Goal -> Locate each line in the material below that contains the word "text" and copy those lines out.

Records
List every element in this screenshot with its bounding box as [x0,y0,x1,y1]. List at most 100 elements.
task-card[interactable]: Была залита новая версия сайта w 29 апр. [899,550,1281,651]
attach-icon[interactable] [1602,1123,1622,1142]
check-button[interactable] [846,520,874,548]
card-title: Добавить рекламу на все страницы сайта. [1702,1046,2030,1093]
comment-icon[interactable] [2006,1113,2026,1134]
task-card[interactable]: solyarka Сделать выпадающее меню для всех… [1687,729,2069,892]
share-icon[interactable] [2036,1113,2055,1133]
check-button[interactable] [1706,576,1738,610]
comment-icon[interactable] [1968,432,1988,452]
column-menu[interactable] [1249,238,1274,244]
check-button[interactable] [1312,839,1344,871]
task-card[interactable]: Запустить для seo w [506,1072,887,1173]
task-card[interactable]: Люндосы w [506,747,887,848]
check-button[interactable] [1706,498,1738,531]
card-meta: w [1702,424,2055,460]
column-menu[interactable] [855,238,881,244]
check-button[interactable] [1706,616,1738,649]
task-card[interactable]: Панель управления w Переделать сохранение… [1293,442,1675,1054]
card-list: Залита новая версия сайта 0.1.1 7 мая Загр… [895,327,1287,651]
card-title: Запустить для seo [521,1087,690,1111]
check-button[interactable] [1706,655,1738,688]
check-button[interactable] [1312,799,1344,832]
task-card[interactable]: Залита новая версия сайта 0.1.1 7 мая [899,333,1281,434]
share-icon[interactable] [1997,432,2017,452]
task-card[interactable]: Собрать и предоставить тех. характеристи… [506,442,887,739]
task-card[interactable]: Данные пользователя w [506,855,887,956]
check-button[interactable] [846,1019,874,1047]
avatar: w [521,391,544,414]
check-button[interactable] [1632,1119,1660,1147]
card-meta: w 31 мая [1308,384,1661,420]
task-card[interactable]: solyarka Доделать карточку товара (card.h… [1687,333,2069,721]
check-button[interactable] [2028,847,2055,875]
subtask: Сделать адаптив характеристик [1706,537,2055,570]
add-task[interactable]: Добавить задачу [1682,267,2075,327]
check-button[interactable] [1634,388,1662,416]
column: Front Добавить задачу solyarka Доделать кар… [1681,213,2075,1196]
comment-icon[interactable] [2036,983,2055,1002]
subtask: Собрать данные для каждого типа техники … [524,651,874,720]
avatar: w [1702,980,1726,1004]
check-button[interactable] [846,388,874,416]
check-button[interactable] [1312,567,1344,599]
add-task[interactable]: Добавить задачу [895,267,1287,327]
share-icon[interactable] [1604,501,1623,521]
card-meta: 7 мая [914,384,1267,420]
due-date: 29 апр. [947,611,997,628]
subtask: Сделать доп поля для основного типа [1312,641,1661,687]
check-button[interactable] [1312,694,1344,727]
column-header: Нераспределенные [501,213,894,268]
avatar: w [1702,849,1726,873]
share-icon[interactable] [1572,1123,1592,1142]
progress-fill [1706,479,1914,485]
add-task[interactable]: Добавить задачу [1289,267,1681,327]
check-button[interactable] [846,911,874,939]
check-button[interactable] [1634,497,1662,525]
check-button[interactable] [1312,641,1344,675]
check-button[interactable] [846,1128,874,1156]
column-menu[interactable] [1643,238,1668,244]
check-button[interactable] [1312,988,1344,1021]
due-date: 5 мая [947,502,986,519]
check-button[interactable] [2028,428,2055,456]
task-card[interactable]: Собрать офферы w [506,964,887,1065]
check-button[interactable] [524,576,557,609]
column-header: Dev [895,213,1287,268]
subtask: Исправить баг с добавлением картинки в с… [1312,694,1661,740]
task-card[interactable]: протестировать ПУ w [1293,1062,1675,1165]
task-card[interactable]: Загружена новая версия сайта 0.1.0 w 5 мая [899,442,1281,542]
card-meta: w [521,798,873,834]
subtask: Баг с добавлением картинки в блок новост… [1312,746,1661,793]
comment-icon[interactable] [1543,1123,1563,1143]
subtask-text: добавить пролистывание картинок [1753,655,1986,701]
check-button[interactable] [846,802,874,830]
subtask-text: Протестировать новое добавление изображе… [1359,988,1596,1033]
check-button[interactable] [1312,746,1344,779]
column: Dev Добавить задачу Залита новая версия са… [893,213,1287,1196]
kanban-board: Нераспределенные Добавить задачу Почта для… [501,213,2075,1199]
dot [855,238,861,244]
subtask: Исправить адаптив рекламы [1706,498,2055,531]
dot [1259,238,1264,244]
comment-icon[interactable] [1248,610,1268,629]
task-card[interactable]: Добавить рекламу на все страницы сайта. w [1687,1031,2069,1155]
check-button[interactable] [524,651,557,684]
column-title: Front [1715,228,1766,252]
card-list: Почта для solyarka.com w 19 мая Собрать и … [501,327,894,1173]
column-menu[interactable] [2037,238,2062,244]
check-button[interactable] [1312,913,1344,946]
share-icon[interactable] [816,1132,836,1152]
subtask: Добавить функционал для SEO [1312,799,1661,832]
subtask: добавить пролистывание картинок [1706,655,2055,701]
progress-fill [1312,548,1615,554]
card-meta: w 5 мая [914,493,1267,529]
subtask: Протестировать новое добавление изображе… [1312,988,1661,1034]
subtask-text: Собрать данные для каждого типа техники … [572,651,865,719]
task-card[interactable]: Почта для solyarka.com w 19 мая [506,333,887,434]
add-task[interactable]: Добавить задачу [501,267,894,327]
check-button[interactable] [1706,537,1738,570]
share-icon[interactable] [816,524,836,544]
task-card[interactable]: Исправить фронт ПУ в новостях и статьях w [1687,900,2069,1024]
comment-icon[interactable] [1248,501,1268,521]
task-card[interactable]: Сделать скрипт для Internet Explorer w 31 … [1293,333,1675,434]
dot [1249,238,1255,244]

Result below ->
subtask-text: добавить пролистывание картинок [1753,655,1986,701]
subtask-text: Протестировать новое добавление изображе… [1359,988,1596,1033]
subtask-text: Собрать данные для каждого типа техники … [572,651,865,719]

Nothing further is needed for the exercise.